*RECORDS:*
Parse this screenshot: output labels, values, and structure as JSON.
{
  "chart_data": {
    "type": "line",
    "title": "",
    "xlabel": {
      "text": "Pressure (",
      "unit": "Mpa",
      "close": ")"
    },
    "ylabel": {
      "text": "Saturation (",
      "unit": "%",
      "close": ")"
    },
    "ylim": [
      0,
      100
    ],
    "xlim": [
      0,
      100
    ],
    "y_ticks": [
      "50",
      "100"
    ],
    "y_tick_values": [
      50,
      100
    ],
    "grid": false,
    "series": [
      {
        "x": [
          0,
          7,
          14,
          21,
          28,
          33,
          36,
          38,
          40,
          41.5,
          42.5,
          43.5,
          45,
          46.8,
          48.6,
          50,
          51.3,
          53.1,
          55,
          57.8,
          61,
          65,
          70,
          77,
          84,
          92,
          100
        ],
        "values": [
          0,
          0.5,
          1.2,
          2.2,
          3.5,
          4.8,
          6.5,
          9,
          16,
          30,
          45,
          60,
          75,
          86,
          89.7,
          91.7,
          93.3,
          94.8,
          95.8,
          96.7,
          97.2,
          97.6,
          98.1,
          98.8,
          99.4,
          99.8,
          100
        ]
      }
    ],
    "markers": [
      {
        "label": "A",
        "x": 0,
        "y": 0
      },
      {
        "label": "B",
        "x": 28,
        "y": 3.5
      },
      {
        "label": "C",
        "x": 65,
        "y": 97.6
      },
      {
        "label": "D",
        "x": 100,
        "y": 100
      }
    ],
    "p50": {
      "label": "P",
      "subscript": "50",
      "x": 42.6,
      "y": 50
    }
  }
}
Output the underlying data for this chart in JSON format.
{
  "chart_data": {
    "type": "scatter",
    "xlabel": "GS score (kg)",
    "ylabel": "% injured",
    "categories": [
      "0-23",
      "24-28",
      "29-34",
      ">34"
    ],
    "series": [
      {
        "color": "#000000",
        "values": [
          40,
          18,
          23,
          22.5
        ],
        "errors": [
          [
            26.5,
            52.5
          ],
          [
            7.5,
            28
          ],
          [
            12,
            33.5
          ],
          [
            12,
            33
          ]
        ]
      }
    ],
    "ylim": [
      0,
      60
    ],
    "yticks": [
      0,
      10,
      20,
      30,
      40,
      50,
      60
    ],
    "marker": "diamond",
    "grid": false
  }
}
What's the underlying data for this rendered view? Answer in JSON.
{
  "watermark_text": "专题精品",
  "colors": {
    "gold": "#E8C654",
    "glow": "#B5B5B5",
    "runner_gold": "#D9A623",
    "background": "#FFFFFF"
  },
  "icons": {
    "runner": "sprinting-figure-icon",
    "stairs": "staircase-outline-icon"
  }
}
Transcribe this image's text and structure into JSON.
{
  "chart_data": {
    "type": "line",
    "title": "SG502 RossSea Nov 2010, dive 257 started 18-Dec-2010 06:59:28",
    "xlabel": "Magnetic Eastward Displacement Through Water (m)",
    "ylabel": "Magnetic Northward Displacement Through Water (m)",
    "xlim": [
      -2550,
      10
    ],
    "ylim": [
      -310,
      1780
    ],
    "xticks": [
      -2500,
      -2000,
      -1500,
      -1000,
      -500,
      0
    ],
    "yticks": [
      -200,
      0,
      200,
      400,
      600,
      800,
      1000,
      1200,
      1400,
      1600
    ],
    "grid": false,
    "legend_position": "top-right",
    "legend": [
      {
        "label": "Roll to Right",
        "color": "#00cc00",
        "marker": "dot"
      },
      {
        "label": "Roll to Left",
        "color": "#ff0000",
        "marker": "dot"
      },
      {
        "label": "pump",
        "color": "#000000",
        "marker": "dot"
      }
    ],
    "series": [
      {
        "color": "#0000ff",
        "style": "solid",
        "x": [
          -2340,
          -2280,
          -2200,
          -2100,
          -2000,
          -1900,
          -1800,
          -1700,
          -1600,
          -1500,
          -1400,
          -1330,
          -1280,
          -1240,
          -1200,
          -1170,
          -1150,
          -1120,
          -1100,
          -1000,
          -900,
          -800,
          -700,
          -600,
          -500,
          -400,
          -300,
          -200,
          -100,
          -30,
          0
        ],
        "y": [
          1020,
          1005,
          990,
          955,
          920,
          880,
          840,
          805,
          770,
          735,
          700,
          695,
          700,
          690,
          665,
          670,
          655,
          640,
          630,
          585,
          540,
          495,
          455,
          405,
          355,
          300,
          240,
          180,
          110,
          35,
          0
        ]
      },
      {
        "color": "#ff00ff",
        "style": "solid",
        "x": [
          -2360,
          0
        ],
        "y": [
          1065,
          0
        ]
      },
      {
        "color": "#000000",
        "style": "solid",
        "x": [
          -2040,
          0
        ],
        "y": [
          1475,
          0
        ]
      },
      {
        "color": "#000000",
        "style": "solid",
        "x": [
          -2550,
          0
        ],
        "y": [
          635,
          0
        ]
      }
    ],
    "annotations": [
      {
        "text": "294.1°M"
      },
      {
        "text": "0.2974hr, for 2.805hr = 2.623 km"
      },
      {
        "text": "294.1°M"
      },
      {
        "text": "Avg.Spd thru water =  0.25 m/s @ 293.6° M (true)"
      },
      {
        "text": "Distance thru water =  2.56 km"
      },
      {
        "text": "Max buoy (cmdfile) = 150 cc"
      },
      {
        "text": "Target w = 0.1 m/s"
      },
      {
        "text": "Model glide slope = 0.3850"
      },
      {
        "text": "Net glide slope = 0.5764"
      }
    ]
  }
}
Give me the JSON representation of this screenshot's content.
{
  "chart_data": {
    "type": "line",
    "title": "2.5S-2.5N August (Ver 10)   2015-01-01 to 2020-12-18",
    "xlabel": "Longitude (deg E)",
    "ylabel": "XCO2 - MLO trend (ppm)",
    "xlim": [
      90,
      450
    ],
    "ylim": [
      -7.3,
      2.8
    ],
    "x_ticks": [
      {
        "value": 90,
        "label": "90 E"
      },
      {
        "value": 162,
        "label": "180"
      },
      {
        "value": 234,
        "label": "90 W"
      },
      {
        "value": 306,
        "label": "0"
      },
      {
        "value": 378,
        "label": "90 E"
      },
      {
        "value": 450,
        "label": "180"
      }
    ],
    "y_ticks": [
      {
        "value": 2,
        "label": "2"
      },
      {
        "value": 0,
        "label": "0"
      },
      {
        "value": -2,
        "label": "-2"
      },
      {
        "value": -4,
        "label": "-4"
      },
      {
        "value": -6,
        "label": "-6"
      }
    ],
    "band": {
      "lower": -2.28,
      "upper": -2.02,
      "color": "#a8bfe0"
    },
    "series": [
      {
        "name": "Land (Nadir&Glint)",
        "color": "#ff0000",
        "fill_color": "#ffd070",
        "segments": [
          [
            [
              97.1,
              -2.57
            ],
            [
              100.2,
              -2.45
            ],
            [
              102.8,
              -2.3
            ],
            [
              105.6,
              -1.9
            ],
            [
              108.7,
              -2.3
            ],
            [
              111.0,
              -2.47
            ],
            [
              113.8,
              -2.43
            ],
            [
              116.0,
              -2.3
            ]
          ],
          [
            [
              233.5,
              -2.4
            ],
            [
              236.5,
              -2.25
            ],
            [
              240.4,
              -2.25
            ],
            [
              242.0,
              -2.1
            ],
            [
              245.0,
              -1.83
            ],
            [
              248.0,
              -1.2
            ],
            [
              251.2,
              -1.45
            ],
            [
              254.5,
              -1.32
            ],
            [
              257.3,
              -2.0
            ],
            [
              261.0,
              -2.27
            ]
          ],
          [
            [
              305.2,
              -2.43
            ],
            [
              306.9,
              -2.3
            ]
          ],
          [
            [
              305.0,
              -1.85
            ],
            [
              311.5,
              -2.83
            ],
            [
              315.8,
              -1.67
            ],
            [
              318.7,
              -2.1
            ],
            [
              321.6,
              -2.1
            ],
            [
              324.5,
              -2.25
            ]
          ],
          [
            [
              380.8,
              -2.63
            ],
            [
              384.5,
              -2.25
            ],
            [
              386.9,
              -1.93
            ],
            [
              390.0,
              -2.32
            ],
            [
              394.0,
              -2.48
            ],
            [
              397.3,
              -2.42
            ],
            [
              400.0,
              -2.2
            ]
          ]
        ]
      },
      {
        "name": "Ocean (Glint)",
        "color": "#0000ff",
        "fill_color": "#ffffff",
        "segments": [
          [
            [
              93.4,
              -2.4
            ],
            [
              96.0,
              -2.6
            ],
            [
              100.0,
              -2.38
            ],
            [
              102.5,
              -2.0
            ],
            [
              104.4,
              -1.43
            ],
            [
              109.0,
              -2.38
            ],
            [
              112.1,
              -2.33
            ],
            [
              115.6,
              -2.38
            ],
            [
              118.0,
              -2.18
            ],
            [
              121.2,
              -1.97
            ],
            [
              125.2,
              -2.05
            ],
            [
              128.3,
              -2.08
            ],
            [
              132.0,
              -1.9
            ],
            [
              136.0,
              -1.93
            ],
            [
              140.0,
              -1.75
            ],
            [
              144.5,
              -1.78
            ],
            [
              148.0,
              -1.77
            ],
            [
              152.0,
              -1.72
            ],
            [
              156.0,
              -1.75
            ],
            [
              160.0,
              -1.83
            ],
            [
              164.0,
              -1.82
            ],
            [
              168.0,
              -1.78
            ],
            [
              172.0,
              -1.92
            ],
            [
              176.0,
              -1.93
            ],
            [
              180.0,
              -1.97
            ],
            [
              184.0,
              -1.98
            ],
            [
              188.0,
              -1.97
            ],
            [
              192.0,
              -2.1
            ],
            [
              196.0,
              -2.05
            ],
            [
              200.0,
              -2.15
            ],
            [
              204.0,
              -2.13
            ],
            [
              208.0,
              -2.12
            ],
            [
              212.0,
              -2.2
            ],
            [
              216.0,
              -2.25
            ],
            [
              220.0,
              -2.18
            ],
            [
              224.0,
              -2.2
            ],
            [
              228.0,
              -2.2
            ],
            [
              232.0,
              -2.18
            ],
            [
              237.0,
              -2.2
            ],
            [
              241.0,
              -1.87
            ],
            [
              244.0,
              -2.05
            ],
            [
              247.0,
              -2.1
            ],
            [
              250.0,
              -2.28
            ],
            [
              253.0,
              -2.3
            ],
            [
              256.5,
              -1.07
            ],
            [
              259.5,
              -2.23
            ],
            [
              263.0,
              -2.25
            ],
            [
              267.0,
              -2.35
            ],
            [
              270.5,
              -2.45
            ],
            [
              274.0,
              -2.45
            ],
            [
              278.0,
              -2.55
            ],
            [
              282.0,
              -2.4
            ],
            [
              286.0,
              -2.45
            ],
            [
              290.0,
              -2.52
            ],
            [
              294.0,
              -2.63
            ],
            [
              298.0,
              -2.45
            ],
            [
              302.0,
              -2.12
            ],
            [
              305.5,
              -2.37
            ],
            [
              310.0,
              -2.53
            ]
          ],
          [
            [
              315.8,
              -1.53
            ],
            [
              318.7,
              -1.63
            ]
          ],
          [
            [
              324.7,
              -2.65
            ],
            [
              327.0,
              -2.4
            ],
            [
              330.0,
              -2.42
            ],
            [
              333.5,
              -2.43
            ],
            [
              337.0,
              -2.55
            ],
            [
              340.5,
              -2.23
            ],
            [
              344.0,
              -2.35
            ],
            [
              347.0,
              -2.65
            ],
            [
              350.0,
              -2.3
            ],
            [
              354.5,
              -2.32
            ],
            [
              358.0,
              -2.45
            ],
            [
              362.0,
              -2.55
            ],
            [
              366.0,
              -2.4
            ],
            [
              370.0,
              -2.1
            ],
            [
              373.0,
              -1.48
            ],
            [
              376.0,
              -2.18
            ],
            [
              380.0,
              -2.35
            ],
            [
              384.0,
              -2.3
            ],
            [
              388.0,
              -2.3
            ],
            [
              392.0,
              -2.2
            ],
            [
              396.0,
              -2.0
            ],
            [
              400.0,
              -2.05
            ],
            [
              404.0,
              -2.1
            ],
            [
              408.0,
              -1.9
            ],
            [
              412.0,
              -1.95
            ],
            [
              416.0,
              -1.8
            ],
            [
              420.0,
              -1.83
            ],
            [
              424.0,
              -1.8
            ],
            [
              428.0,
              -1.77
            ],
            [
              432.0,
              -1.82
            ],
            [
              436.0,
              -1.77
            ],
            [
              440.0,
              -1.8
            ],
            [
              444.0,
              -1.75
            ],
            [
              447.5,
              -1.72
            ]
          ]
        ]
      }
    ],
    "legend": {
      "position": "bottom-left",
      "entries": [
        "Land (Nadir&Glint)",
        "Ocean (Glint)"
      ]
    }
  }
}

*TASK DIRECTIONS:* Gather from the data above every line with the string "underlying".

*FULL OUTPUT:*
Output the underlying data for this chart in JSON format.
What's the underlying data for this rendered view? Answer in JSON.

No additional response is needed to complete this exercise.